• _PROVIDED DATA_
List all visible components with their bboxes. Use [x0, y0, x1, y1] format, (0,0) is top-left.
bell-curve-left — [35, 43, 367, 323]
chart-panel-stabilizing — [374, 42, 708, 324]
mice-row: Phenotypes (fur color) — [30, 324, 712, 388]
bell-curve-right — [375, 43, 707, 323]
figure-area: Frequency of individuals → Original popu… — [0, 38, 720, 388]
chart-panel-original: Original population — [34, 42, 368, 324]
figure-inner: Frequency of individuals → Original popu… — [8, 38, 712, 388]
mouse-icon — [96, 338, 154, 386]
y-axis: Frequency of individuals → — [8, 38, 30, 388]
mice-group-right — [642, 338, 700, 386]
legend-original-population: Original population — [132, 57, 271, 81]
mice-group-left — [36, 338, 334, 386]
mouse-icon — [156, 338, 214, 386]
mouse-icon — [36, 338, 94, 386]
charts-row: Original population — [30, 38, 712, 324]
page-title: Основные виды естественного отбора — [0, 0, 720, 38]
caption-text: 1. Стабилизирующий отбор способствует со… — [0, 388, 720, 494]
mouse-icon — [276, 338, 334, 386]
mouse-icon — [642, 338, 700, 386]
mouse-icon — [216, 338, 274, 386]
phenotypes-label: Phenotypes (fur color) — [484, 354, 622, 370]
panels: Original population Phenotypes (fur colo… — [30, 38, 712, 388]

• _WORK TO BE COMPLETED_
Please format the lines above as a JSON list of strings, with one string for each line and no entries for blank lines.

• _RESPONSE TO THIS EXERCISE_
[
  "List all visible components with their bboxes. Use [x0, y0, x1, y1] format, (0,0) is top-left.",
  "bell-curve-left — [35, 43, 367, 323]",
  "chart-panel-stabilizing — [374, 42, 708, 324]",
  "mice-row: Phenotypes (fur color) — [30, 324, 712, 388]",
  "bell-curve-right — [375, 43, 707, 323]",
  "figure-area: Frequency of individuals → Original popu… — [0, 38, 720, 388]",
  "chart-panel-original: Original population — [34, 42, 368, 324]",
  "figure-inner: Frequency of individuals → Original popu… — [8, 38, 712, 388]",
  "mouse-icon — [96, 338, 154, 386]",
  "y-axis: Frequency of individuals → — [8, 38, 30, 388]",
  "mice-group-right — [642, 338, 700, 386]",
  "legend-original-population: Original population — [132, 57, 271, 81]",
  "mice-group-left — [36, 338, 334, 386]",
  "mouse-icon — [156, 338, 214, 386]",
  "mouse-icon — [36, 338, 94, 386]",
  "charts-row: Original population — [30, 38, 712, 324]",
  "page-title: Основные виды естественного отбора — [0, 0, 720, 38]",
  "caption-text: 1. Стабилизирующий отбор способствует со… — [0, 388, 720, 494]",
  "mouse-icon — [276, 338, 334, 386]",
  "mouse-icon — [642, 338, 700, 386]",
  "mouse-icon — [216, 338, 274, 386]",
  "phenotypes-label: Phenotypes (fur color) — [484, 354, 622, 370]",
  "panels: Original population Phenotypes (fur colo… — [30, 38, 712, 388]"
]